EXERCISE DATA
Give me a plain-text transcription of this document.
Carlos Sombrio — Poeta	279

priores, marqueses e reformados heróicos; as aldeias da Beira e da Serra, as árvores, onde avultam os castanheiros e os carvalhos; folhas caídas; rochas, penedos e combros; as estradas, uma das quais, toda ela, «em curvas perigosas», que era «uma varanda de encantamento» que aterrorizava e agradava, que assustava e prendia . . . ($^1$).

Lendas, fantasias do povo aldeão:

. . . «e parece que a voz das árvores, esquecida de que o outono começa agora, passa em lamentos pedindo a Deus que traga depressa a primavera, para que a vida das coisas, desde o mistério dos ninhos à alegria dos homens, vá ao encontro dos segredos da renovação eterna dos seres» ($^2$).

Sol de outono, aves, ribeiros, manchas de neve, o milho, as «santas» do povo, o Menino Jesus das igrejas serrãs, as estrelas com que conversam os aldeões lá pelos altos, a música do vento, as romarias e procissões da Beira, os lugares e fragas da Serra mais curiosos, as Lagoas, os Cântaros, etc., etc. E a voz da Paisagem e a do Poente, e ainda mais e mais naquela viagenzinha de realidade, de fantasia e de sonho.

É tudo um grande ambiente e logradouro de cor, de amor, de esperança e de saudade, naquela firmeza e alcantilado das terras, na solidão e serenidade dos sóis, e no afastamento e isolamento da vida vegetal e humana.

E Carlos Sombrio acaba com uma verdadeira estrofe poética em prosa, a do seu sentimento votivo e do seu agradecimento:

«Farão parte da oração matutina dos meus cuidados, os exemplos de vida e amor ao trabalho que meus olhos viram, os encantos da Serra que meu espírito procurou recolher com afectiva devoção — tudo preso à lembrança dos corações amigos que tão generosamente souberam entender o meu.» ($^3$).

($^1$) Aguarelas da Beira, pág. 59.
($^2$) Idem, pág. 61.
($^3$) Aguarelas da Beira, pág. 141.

JOB
How many of the listing's lines contain "Carlos"? Respond with a single number and nothing else.

REPLY
2